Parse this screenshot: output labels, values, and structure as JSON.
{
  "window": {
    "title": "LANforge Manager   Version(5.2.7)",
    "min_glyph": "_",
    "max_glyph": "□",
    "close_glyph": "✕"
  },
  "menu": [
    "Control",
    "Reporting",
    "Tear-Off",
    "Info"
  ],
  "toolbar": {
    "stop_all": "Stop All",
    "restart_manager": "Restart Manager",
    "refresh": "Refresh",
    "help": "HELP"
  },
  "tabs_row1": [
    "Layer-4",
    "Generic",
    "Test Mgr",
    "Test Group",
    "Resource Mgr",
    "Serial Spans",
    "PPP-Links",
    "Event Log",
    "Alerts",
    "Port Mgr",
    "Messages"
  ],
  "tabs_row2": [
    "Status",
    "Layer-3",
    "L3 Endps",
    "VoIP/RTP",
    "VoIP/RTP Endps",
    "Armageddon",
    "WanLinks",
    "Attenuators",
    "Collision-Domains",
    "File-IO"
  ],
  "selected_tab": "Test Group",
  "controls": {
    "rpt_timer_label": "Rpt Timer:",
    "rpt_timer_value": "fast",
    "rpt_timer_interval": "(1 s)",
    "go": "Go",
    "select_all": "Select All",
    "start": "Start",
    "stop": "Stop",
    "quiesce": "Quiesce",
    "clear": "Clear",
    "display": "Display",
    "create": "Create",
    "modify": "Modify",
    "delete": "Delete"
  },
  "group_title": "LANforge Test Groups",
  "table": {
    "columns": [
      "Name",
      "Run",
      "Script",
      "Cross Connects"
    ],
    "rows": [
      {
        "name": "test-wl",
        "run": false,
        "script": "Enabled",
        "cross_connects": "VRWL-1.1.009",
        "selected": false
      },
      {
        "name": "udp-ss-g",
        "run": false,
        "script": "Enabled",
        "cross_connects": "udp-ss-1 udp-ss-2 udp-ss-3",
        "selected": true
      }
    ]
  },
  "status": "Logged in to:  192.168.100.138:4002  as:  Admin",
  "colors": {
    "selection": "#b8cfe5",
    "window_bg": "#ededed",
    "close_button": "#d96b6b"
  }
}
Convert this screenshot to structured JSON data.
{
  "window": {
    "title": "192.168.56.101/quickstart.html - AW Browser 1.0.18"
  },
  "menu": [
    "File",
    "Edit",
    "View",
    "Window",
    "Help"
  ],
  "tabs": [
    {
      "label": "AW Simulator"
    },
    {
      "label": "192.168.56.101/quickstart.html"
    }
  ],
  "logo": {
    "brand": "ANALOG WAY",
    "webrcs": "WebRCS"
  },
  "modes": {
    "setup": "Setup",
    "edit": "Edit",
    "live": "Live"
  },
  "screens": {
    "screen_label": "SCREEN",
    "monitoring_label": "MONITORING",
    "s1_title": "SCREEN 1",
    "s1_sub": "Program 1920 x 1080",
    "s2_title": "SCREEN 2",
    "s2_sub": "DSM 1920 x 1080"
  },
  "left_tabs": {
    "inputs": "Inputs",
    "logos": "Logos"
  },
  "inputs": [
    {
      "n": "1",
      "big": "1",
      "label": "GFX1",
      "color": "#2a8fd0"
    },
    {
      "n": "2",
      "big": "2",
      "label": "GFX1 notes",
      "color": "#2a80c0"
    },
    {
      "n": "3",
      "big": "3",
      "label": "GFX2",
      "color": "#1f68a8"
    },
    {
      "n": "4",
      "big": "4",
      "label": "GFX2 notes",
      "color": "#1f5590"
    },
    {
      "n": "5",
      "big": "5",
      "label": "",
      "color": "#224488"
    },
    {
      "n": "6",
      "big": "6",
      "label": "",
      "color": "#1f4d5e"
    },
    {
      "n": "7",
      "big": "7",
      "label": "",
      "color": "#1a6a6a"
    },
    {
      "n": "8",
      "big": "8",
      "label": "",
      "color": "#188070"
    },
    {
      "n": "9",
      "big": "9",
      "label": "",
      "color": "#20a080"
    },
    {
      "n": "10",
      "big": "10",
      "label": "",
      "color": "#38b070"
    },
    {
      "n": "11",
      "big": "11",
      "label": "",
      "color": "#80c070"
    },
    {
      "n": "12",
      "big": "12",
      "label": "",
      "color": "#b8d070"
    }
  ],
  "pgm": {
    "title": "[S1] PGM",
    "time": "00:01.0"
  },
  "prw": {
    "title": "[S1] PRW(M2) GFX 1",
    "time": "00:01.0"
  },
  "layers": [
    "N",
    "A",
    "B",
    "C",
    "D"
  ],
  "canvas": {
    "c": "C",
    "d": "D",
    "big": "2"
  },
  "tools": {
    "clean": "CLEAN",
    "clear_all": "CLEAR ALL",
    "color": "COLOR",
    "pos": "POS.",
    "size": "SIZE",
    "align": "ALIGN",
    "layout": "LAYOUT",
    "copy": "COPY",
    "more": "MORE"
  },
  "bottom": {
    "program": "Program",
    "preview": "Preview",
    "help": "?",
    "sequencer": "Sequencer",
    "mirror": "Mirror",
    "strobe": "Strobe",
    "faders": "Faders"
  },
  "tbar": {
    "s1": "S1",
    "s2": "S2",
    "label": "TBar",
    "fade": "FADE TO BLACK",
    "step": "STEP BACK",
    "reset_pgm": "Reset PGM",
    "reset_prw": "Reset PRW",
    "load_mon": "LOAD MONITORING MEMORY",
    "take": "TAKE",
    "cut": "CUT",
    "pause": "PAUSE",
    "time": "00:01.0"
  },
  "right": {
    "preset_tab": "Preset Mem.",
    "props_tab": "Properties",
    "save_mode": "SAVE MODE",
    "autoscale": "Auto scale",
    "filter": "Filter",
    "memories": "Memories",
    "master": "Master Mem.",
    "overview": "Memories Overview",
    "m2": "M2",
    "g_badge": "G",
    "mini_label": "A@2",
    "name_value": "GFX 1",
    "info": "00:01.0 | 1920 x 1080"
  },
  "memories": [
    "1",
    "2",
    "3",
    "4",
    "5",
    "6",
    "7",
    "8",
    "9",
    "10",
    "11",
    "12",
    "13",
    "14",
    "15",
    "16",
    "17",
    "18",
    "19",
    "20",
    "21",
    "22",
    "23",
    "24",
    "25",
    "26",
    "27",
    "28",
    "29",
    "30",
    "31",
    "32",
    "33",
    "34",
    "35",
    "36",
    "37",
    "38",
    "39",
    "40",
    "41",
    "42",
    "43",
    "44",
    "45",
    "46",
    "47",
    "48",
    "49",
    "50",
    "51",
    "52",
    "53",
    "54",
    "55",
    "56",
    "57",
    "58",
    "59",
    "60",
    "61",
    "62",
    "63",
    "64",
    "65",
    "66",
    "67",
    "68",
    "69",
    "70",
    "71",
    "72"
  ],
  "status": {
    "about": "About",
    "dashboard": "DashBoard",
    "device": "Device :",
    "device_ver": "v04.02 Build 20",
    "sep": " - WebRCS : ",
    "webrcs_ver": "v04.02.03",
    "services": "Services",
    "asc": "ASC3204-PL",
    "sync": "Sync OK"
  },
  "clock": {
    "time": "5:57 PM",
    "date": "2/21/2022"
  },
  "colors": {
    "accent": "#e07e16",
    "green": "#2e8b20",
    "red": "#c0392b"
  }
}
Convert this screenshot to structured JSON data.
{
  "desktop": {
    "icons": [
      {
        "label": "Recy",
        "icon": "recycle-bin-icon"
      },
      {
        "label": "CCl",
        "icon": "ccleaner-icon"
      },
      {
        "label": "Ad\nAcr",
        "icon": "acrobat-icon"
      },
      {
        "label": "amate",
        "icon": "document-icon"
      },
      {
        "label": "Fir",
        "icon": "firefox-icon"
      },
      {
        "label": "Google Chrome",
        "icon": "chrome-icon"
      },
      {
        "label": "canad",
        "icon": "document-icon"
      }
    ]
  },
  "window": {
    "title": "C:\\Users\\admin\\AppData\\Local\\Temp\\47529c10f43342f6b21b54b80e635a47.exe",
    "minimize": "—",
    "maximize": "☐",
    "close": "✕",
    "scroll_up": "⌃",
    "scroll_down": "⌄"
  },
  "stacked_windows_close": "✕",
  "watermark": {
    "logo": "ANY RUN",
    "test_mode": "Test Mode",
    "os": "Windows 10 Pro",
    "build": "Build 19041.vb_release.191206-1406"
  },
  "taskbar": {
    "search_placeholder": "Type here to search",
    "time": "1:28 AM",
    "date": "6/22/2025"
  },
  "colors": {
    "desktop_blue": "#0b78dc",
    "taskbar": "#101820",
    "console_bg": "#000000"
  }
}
◆ ◆ ◆ ◆ ◆ ◆ ◆
Work instructions:
Show the lines of the data that hold the word "Build".

Complete output:
    "device_ver": "v04.02 Build 20",
    "build": "Build 19041.vb_release.191206-1406"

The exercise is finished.